- Material for this exercise:
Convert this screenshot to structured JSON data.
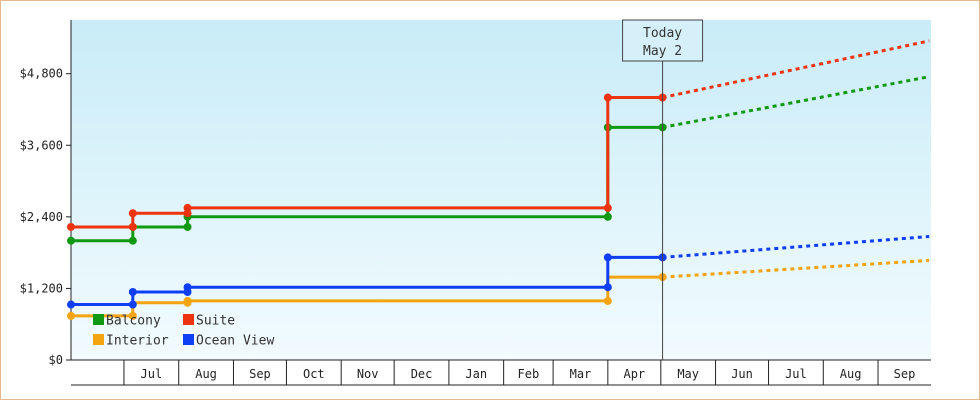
{
  "chart_data": {
    "type": "line",
    "y_ticks": [
      "$0",
      "$1,200",
      "$2,400",
      "$3,600",
      "$4,800"
    ],
    "ylim": [
      0,
      5700
    ],
    "x_months": [
      "Jul",
      "Aug",
      "Sep",
      "Oct",
      "Nov",
      "Dec",
      "Jan",
      "Feb",
      "Mar",
      "Apr",
      "May",
      "Jun",
      "Jul",
      "Aug",
      "Sep"
    ],
    "x_start_date": "2013-06-01",
    "x_end_date": "2014-09-30",
    "today": {
      "label_line1": "Today",
      "label_line2": "May 2",
      "date": "2014-05-02"
    },
    "series": [
      {
        "name": "Balcony",
        "color": "#119911",
        "points": [
          [
            "2013-06-01",
            2000
          ],
          [
            "2013-07-06",
            2000
          ],
          [
            "2013-07-06",
            2230
          ],
          [
            "2013-08-06",
            2230
          ],
          [
            "2013-08-06",
            2400
          ],
          [
            "2014-04-01",
            2400
          ],
          [
            "2014-04-01",
            3900
          ],
          [
            "2014-05-02",
            3900
          ]
        ],
        "markers": [
          [
            "2013-06-01",
            2000
          ],
          [
            "2013-07-06",
            2000
          ],
          [
            "2013-07-06",
            2230
          ],
          [
            "2013-08-06",
            2230
          ],
          [
            "2013-08-06",
            2400
          ],
          [
            "2014-04-01",
            2400
          ],
          [
            "2014-04-01",
            3900
          ],
          [
            "2014-05-02",
            3900
          ]
        ],
        "projection": [
          [
            "2014-05-02",
            3900
          ],
          [
            "2014-09-30",
            4750
          ]
        ]
      },
      {
        "name": "Suite",
        "color": "#ee3311",
        "points": [
          [
            "2013-06-01",
            2230
          ],
          [
            "2013-07-06",
            2230
          ],
          [
            "2013-07-06",
            2460
          ],
          [
            "2013-08-06",
            2460
          ],
          [
            "2013-08-06",
            2550
          ],
          [
            "2014-04-01",
            2550
          ],
          [
            "2014-04-01",
            4400
          ],
          [
            "2014-05-02",
            4400
          ]
        ],
        "markers": [
          [
            "2013-06-01",
            2230
          ],
          [
            "2013-07-06",
            2230
          ],
          [
            "2013-07-06",
            2460
          ],
          [
            "2013-08-06",
            2460
          ],
          [
            "2013-08-06",
            2550
          ],
          [
            "2014-04-01",
            2550
          ],
          [
            "2014-04-01",
            4400
          ],
          [
            "2014-05-02",
            4400
          ]
        ],
        "projection": [
          [
            "2014-05-02",
            4400
          ],
          [
            "2014-09-30",
            5350
          ]
        ]
      },
      {
        "name": "Interior",
        "color": "#f4a411",
        "points": [
          [
            "2013-06-01",
            740
          ],
          [
            "2013-07-06",
            740
          ],
          [
            "2013-07-06",
            960
          ],
          [
            "2013-08-06",
            960
          ],
          [
            "2013-08-06",
            990
          ],
          [
            "2014-04-01",
            990
          ],
          [
            "2014-04-01",
            1390
          ],
          [
            "2014-05-02",
            1390
          ]
        ],
        "markers": [
          [
            "2013-06-01",
            740
          ],
          [
            "2013-07-06",
            740
          ],
          [
            "2013-08-06",
            960
          ],
          [
            "2013-08-06",
            990
          ],
          [
            "2014-04-01",
            990
          ],
          [
            "2014-05-02",
            1390
          ]
        ],
        "projection": [
          [
            "2014-05-02",
            1390
          ],
          [
            "2014-09-30",
            1670
          ]
        ]
      },
      {
        "name": "Ocean View",
        "color": "#0f3ff5",
        "points": [
          [
            "2013-06-01",
            930
          ],
          [
            "2013-07-06",
            930
          ],
          [
            "2013-07-06",
            1140
          ],
          [
            "2013-08-06",
            1140
          ],
          [
            "2013-08-06",
            1220
          ],
          [
            "2014-04-01",
            1220
          ],
          [
            "2014-04-01",
            1720
          ],
          [
            "2014-05-02",
            1720
          ]
        ],
        "markers": [
          [
            "2013-06-01",
            930
          ],
          [
            "2013-07-06",
            930
          ],
          [
            "2013-07-06",
            1140
          ],
          [
            "2013-08-06",
            1140
          ],
          [
            "2013-08-06",
            1220
          ],
          [
            "2014-04-01",
            1220
          ],
          [
            "2014-04-01",
            1720
          ],
          [
            "2014-05-02",
            1720
          ]
        ],
        "projection": [
          [
            "2014-05-02",
            1720
          ],
          [
            "2014-09-30",
            2070
          ]
        ]
      }
    ],
    "legend": {
      "position": "bottom-left",
      "rows": [
        [
          "Balcony",
          "Suite"
        ],
        [
          "Interior",
          "Ocean View"
        ]
      ]
    },
    "background_gradient": [
      "#c9ecf8",
      "#f2fbfe"
    ],
    "grid": false
  }
}
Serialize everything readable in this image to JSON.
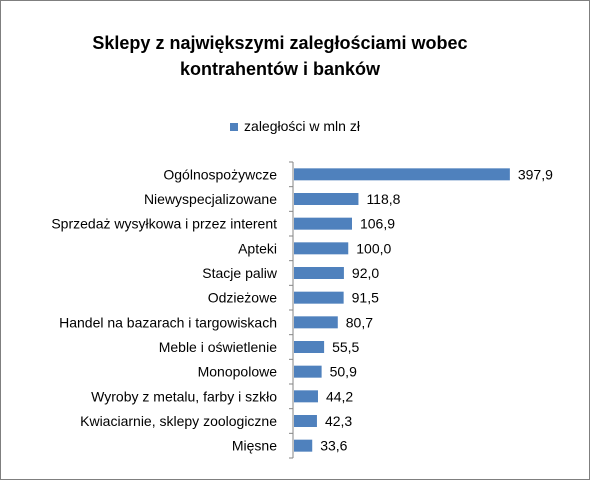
{
  "chart_data": {
    "type": "bar",
    "orientation": "horizontal",
    "title": "Sklepy z największymi zaległościami wobec kontrahentów i banków",
    "title_lines": [
      "Sklepy z największymi zaległościami wobec",
      "kontrahentów i banków"
    ],
    "legend_position": "top",
    "grid": false,
    "series": [
      {
        "name": "zaległości w mln zł",
        "color": "#4f81bd",
        "values": [
          397.9,
          118.8,
          106.9,
          100.0,
          92.0,
          91.5,
          80.7,
          55.5,
          50.9,
          44.2,
          42.3,
          33.6
        ],
        "value_labels": [
          "397,9",
          "118,8",
          "106,9",
          "100,0",
          "92,0",
          "91,5",
          "80,7",
          "55,5",
          "50,9",
          "44,2",
          "42,3",
          "33,6"
        ]
      }
    ],
    "categories": [
      "Ogólnospożywcze",
      "Niewyspecjalizowane",
      "Sprzedaż wysyłkowa i przez interent",
      "Apteki",
      "Stacje paliw",
      "Odzieżowe",
      "Handel na bazarach i targowiskach",
      "Meble i oświetlenie",
      "Monopolowe",
      "Wyroby z metalu, farby i szkło",
      "Kwiaciarnie, sklepy zoologiczne",
      "Mięsne"
    ],
    "xlabel": "",
    "ylabel": "",
    "xlim": [
      0,
      400
    ]
  }
}
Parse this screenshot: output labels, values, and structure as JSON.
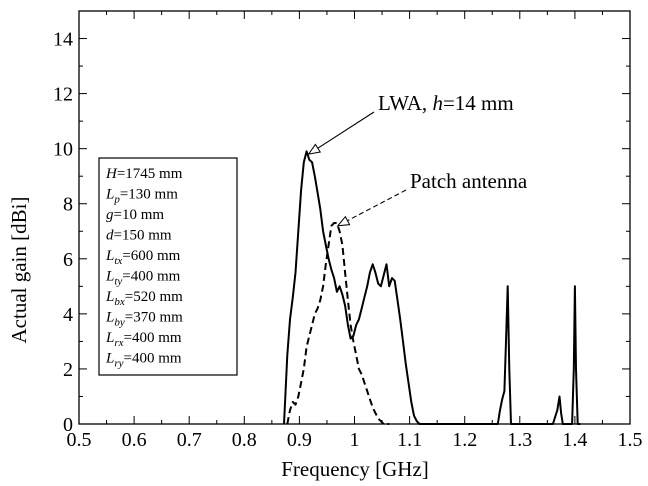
{
  "chart_data": {
    "type": "line",
    "xlabel": "Frequency [GHz]",
    "ylabel": "Actual gain [dBi]",
    "xlim": [
      0.5,
      1.5
    ],
    "ylim": [
      0,
      15
    ],
    "x_ticks": [
      "0.5",
      "0.6",
      "0.7",
      "0.8",
      "0.9",
      "1",
      "1.1",
      "1.2",
      "1.3",
      "1.4",
      "1.5"
    ],
    "y_ticks": [
      "0",
      "2",
      "4",
      "6",
      "8",
      "10",
      "12",
      "14"
    ],
    "grid": false,
    "series": [
      {
        "name": "LWA, h=14 mm",
        "style": "solid",
        "x": [
          0.872,
          0.878,
          0.883,
          0.888,
          0.893,
          0.898,
          0.903,
          0.908,
          0.913,
          0.918,
          0.923,
          0.928,
          0.933,
          0.938,
          0.943,
          0.948,
          0.953,
          0.958,
          0.963,
          0.968,
          0.973,
          0.978,
          0.983,
          0.988,
          0.993,
          0.998,
          1.003,
          1.008,
          1.013,
          1.018,
          1.023,
          1.028,
          1.033,
          1.038,
          1.043,
          1.048,
          1.053,
          1.058,
          1.063,
          1.068,
          1.073,
          1.078,
          1.083,
          1.088,
          1.093,
          1.098,
          1.103,
          1.108,
          1.113,
          1.118,
          1.123,
          1.26,
          1.264,
          1.268,
          1.272,
          1.275,
          1.278,
          1.281,
          1.284,
          1.29,
          1.36,
          1.368,
          1.372,
          1.375,
          1.378,
          1.382,
          1.39,
          1.395,
          1.398,
          1.4,
          1.402,
          1.405,
          1.41
        ],
        "y": [
          0,
          2.5,
          3.8,
          4.6,
          5.5,
          7.0,
          8.5,
          9.5,
          9.9,
          9.6,
          9.5,
          9.0,
          8.4,
          7.8,
          7.0,
          6.5,
          6.0,
          5.6,
          5.3,
          4.8,
          5.0,
          4.7,
          4.3,
          3.6,
          3.1,
          3.2,
          3.6,
          3.8,
          4.2,
          4.6,
          5.0,
          5.5,
          5.8,
          5.5,
          5.1,
          5.0,
          5.4,
          5.8,
          5.0,
          5.3,
          5.2,
          4.5,
          3.8,
          3.0,
          2.2,
          1.5,
          0.8,
          0.3,
          0.1,
          0,
          0,
          0,
          0.5,
          0.9,
          1.2,
          3.0,
          5.0,
          2.0,
          0,
          0,
          0,
          0.5,
          1.0,
          0.4,
          0,
          0,
          0,
          0,
          2.0,
          5.0,
          2.0,
          0,
          0
        ]
      },
      {
        "name": "Patch antenna",
        "style": "dashed",
        "x": [
          0.878,
          0.883,
          0.888,
          0.893,
          0.898,
          0.903,
          0.908,
          0.913,
          0.918,
          0.923,
          0.928,
          0.933,
          0.938,
          0.943,
          0.948,
          0.953,
          0.958,
          0.963,
          0.968,
          0.973,
          0.978,
          0.983,
          0.988,
          0.993,
          0.998,
          1.003,
          1.008,
          1.013,
          1.018,
          1.023,
          1.028,
          1.033,
          1.038,
          1.043,
          1.048,
          1.053,
          1.058,
          1.063
        ],
        "y": [
          0,
          0.5,
          0.8,
          0.7,
          1.0,
          1.5,
          2.0,
          2.8,
          3.2,
          3.6,
          4.0,
          4.2,
          4.5,
          5.0,
          5.8,
          6.5,
          7.2,
          7.3,
          7.3,
          7.0,
          6.5,
          5.5,
          4.5,
          3.6,
          3.0,
          2.5,
          2.0,
          1.8,
          1.5,
          1.2,
          0.9,
          0.6,
          0.4,
          0.2,
          0.1,
          0,
          0,
          0
        ]
      }
    ],
    "annotations": [
      {
        "prefix": "LWA,  ",
        "italic": "h",
        "suffix": "=14 mm",
        "target_x": 0.913,
        "target_y": 9.8
      },
      {
        "prefix": "Patch antenna",
        "italic": "",
        "suffix": "",
        "target_x": 0.966,
        "target_y": 7.2
      }
    ],
    "legend_lines": [
      {
        "sym": "H",
        "sub": "",
        "val": "=1745 mm"
      },
      {
        "sym": "L",
        "sub": "p",
        "val": "=130 mm"
      },
      {
        "sym": "g",
        "sub": "",
        "val": "=10 mm"
      },
      {
        "sym": "d",
        "sub": "",
        "val": "=150 mm"
      },
      {
        "sym": "L",
        "sub": "tx",
        "val": "=600 mm"
      },
      {
        "sym": "L",
        "sub": "ty",
        "val": "=400 mm"
      },
      {
        "sym": "L",
        "sub": "bx",
        "val": "=520 mm"
      },
      {
        "sym": "L",
        "sub": "by",
        "val": "=370 mm"
      },
      {
        "sym": "L",
        "sub": "rx",
        "val": "=400 mm"
      },
      {
        "sym": "L",
        "sub": "ry",
        "val": "=400 mm"
      }
    ]
  }
}
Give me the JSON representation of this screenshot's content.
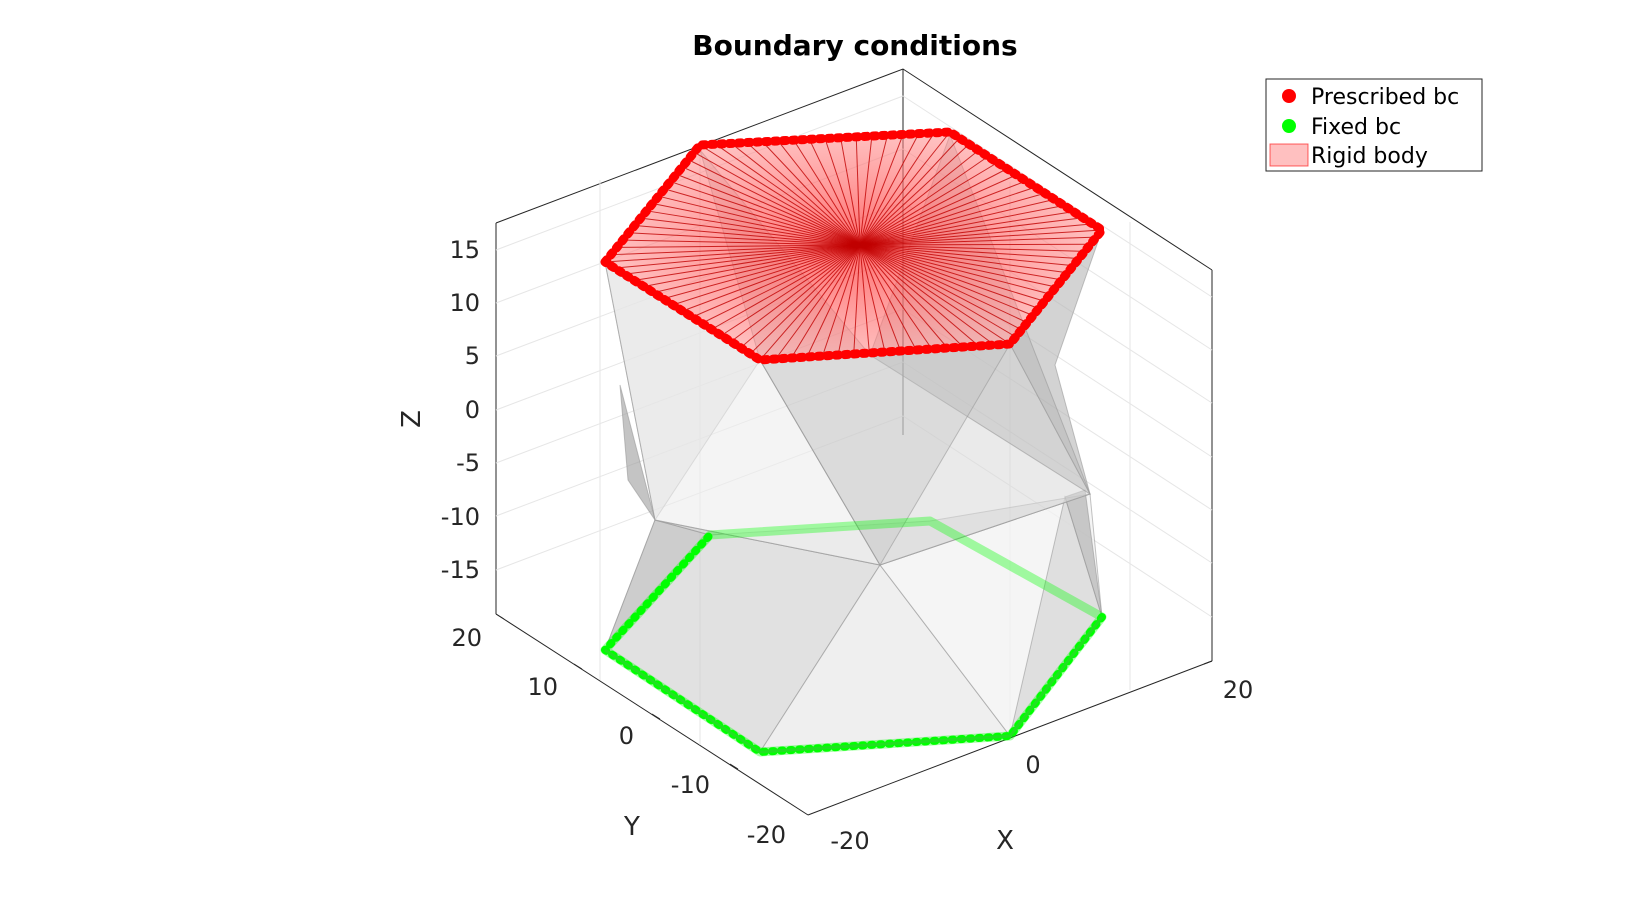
{
  "title": "Boundary conditions",
  "axes": {
    "xlabel": "X",
    "ylabel": "Y",
    "zlabel": "Z",
    "x_ticks": [
      "-20",
      "0",
      "20"
    ],
    "y_ticks": [
      "20",
      "10",
      "0",
      "-10",
      "-20"
    ],
    "z_ticks": [
      "15",
      "10",
      "5",
      "0",
      "-5",
      "-10",
      "-15"
    ]
  },
  "legend": [
    {
      "label": "Prescribed bc",
      "color": "#ff0000",
      "marker": "dot"
    },
    {
      "label": "Fixed bc",
      "color": "#00ff00",
      "marker": "dot"
    },
    {
      "label": "Rigid body",
      "color": "#ffc0c0",
      "marker": "patch"
    }
  ],
  "colors": {
    "prescribed": "#ff0000",
    "fixed": "#00ff00",
    "mesh": "#b0b0b0",
    "rigid_body_fill": "#ff8080"
  }
}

- What to do:
Output the line containing "Give me the" and each line after it, through the end of the material, exactly as given. No pictures belong in the output.

- The solution:
Give me the JSON representation of this screenshot's content.
{
  "title": "Boundary conditions",
  "axes": {
    "xlabel": "X",
    "ylabel": "Y",
    "zlabel": "Z",
    "x_ticks": [
      "-20",
      "0",
      "20"
    ],
    "y_ticks": [
      "20",
      "10",
      "0",
      "-10",
      "-20"
    ],
    "z_ticks": [
      "15",
      "10",
      "5",
      "0",
      "-5",
      "-10",
      "-15"
    ]
  },
  "legend": [
    {
      "label": "Prescribed bc",
      "color": "#ff0000",
      "marker": "dot"
    },
    {
      "label": "Fixed bc",
      "color": "#00ff00",
      "marker": "dot"
    },
    {
      "label": "Rigid body",
      "color": "#ffc0c0",
      "marker": "patch"
    }
  ],
  "colors": {
    "prescribed": "#ff0000",
    "fixed": "#00ff00",
    "mesh": "#b0b0b0",
    "rigid_body_fill": "#ff8080"
  }
}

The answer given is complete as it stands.